■ EXERCISE REQUIREMENTS ■
Copy out each line of the data holding "certain".

■ Stored records ■
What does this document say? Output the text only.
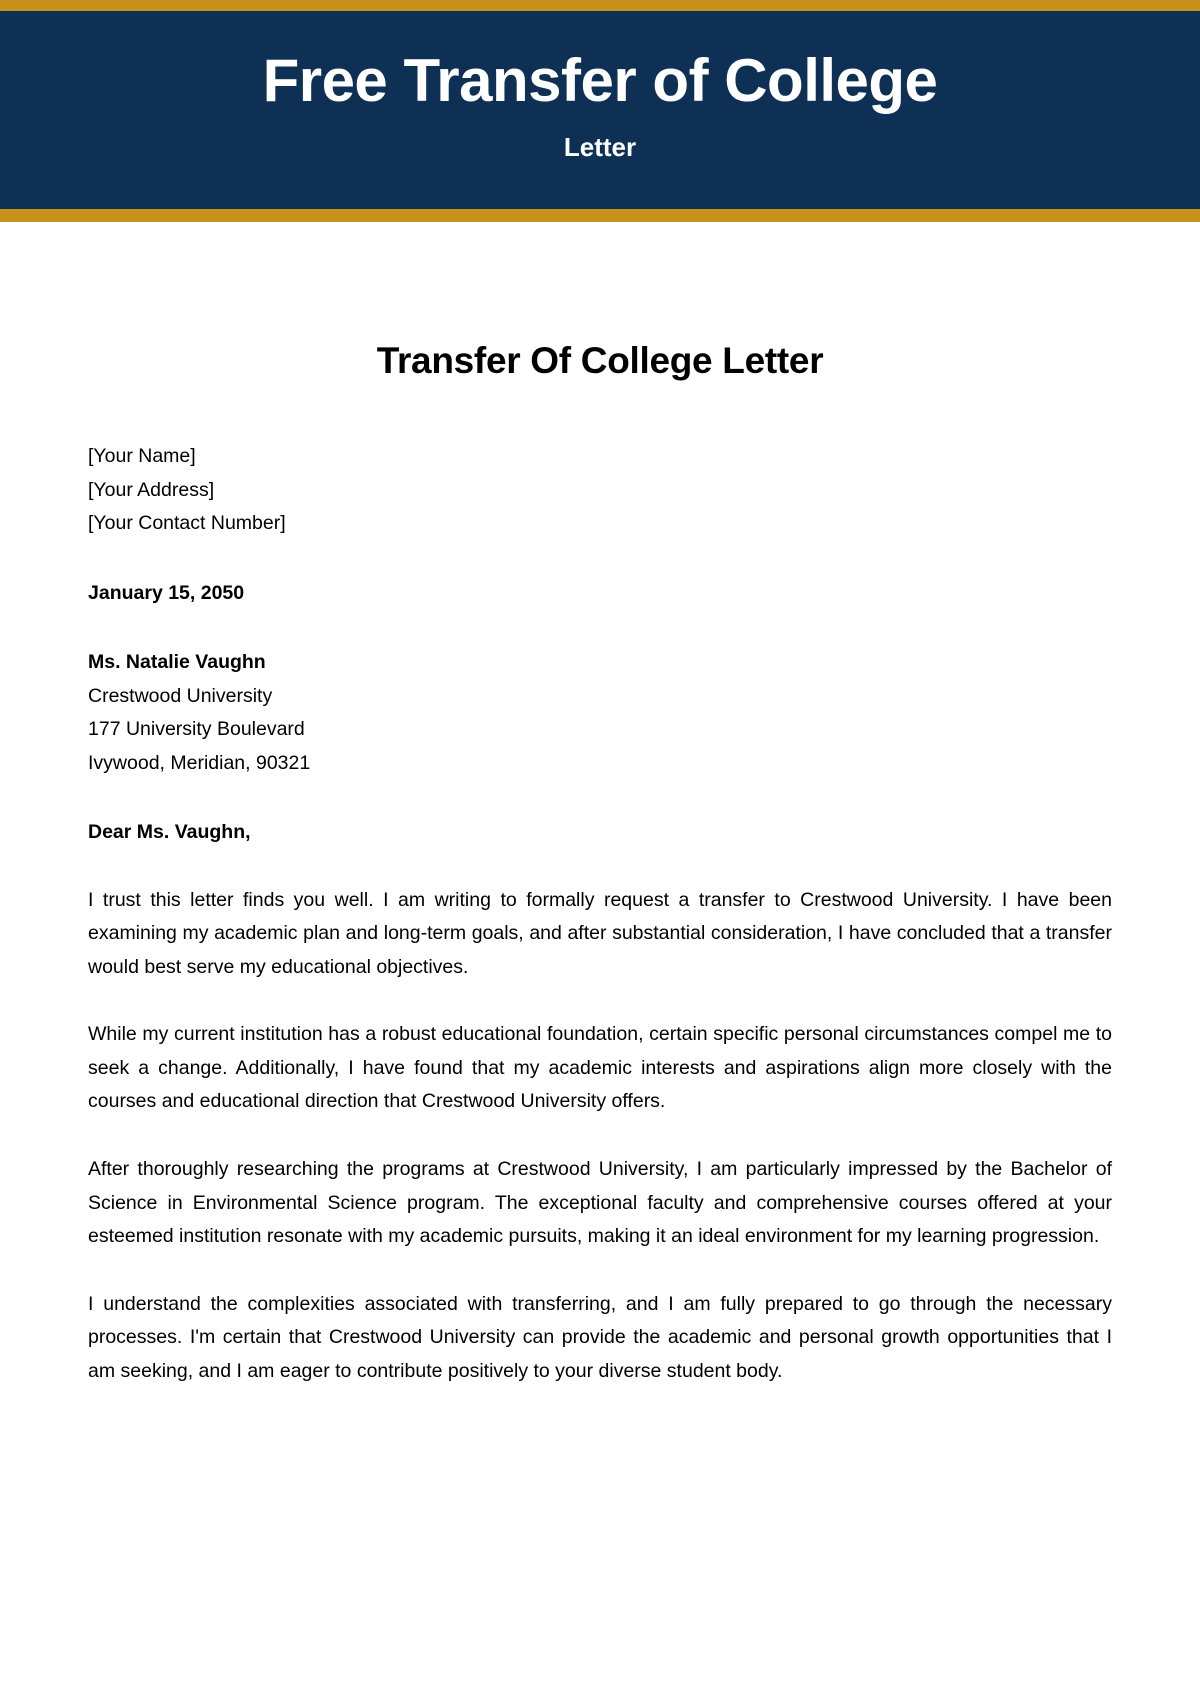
Free Transfer of College
Letter
Transfer Of College Letter
[Your Name]
[Your Address]
[Your Contact Number]
January 15, 2050
Ms. Natalie Vaughn
Crestwood University
177 University Boulevard
Ivywood, Meridian, 90321
Dear Ms. Vaughn,
I trust this letter finds you well. I am writing to formally request a transfer to Crestwood University. I have been examining my academic plan and long-term goals, and after substantial consideration, I have concluded that a transfer would best serve my educational objectives.
While my current institution has a robust educational foundation, certain specific personal circumstances compel me to seek a change. Additionally, I have found that my academic interests and aspirations align more closely with the courses and educational direction that Crestwood University offers.
After thoroughly researching the programs at Crestwood University, I am particularly impressed by the Bachelor of Science in Environmental Science program. The exceptional faculty and comprehensive courses offered at your esteemed institution resonate with my academic pursuits, making it an ideal environment for my learning progression.
I understand the complexities associated with transferring, and I am fully prepared to go through the necessary processes. I'm certain that Crestwood University can provide the academic and personal growth opportunities that I am seeking, and I am eager to contribute positively to your diverse student body.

■ CORRECT RESULT ■
While my current institution has a robust educational foundation, certain specific personal circumstances compel me to seek a change. Additionally, I have found that my academic interests and aspirations align more closely with the courses and educational direction that Crestwood University offers.
I understand the complexities associated with transferring, and I am fully prepared to go through the necessary processes. I'm certain that Crestwood University can provide the academic and personal growth opportunities that I am seeking, and I am eager to contribute positively to your diverse student body.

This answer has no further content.